-- start Provided information --
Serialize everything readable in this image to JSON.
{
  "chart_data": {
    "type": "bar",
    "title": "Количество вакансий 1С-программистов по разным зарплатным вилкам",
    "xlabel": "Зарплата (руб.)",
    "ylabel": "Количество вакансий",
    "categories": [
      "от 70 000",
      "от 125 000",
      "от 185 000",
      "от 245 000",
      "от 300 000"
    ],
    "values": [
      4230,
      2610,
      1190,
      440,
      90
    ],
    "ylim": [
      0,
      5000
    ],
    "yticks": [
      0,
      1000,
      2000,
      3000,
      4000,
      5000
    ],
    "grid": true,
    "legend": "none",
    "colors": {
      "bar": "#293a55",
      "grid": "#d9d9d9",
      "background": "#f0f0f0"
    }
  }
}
-- end Provided information --
-- start Provided information --
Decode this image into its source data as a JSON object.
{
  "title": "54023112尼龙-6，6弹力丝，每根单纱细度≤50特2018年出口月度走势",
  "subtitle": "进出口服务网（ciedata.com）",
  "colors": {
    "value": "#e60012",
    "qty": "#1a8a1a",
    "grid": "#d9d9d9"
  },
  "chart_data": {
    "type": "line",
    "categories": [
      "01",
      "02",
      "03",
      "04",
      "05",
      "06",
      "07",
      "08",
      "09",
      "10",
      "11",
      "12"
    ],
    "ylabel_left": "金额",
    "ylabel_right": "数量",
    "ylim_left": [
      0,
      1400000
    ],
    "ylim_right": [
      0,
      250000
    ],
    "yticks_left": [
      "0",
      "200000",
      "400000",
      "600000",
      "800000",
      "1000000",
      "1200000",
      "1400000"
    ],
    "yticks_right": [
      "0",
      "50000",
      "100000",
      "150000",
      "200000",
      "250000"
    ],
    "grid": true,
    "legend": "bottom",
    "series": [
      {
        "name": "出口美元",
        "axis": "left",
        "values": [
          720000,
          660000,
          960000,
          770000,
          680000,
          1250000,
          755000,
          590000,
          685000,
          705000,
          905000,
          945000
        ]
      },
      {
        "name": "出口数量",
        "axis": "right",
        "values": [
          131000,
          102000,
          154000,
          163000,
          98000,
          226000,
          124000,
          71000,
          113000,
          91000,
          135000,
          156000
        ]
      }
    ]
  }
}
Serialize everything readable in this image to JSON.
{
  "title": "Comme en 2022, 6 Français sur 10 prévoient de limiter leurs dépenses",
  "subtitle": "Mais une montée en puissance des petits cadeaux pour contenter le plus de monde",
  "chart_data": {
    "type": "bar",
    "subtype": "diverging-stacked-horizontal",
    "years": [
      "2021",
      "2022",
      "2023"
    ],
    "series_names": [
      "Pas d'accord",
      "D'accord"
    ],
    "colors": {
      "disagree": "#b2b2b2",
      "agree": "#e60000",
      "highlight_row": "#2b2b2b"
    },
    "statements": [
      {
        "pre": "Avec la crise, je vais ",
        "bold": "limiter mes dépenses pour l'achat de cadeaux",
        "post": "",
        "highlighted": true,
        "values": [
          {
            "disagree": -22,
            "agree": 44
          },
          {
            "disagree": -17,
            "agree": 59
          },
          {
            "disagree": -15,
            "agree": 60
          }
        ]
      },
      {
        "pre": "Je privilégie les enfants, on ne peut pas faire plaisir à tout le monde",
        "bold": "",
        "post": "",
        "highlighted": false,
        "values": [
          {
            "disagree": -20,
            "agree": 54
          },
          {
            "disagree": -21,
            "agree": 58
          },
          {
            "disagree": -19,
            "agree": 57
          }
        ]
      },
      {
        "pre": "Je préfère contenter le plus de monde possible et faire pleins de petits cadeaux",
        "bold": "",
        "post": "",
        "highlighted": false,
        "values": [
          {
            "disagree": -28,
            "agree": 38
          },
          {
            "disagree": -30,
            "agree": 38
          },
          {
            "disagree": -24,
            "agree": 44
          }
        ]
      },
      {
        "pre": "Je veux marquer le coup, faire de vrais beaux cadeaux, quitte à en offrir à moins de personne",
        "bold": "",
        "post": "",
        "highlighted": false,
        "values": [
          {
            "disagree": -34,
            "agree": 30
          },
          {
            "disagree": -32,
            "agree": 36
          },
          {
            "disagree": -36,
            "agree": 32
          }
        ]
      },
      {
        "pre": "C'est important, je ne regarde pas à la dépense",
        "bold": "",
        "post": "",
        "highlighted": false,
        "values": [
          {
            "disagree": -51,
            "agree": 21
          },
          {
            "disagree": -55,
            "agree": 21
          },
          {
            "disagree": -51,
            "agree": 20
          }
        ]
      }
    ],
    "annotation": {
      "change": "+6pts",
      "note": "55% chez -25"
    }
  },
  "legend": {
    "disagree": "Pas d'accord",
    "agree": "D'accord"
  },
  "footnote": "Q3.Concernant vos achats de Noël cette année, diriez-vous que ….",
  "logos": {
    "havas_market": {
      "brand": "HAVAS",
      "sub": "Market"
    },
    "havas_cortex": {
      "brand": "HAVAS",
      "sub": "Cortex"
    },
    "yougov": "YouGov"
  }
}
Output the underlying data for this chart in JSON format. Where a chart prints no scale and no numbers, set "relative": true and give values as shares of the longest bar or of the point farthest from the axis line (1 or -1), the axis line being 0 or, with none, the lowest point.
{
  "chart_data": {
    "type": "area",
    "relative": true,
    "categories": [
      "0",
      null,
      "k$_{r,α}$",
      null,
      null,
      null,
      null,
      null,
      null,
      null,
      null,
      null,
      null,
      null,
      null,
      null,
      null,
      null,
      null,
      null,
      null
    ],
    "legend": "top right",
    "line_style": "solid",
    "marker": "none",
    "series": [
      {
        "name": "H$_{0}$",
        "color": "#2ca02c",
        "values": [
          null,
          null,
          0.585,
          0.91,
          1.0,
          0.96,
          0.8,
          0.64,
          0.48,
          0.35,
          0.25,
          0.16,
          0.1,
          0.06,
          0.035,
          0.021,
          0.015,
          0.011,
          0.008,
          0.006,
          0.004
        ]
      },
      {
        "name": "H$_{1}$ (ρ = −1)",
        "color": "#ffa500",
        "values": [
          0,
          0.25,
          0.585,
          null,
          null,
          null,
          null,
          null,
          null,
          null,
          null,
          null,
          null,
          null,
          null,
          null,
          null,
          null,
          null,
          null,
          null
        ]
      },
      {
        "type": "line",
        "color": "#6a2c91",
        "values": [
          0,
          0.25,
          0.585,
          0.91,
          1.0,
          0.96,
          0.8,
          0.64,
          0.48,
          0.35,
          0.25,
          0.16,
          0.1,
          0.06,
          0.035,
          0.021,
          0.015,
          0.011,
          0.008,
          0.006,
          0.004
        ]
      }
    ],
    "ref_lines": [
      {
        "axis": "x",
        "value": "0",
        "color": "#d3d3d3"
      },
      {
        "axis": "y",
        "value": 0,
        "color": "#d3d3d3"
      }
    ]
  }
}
-- end Provided information --
-- start Provided information --
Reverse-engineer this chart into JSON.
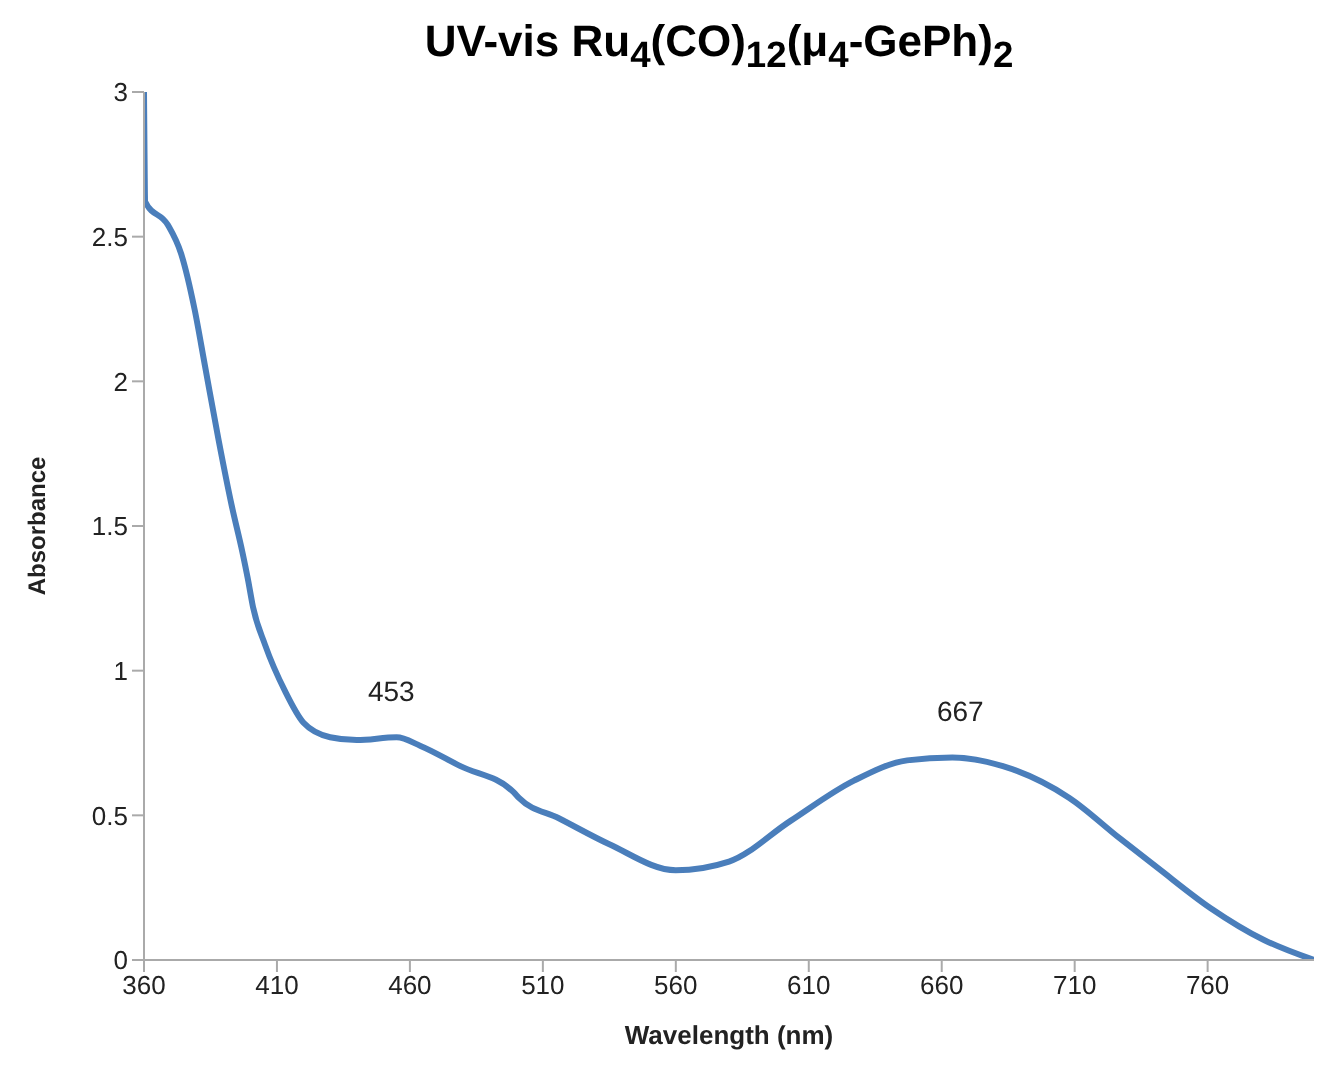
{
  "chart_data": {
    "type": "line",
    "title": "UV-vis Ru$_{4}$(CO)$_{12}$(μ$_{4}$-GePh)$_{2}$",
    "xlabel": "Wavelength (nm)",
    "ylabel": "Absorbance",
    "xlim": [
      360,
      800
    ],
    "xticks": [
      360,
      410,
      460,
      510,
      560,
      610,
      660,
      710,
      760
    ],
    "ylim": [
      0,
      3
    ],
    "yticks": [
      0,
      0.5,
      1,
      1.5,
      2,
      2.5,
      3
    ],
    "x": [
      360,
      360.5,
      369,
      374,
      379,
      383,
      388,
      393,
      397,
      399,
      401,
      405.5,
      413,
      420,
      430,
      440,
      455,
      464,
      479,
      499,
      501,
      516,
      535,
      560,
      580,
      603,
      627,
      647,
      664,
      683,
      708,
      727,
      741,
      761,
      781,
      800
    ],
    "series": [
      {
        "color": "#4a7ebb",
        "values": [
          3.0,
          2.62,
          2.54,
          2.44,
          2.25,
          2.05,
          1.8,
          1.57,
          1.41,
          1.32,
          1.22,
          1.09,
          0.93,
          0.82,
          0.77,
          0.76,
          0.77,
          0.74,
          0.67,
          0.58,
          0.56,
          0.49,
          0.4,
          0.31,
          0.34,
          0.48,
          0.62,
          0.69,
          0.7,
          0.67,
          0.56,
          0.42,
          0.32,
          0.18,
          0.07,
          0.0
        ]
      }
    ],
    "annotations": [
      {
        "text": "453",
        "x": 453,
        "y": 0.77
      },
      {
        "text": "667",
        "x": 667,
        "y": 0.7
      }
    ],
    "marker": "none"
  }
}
-- end Provided information --
### What the task asks
Each line that contains the string "petits" counts once; report how many such lines the entries have, giving only the number.

### Complete output
2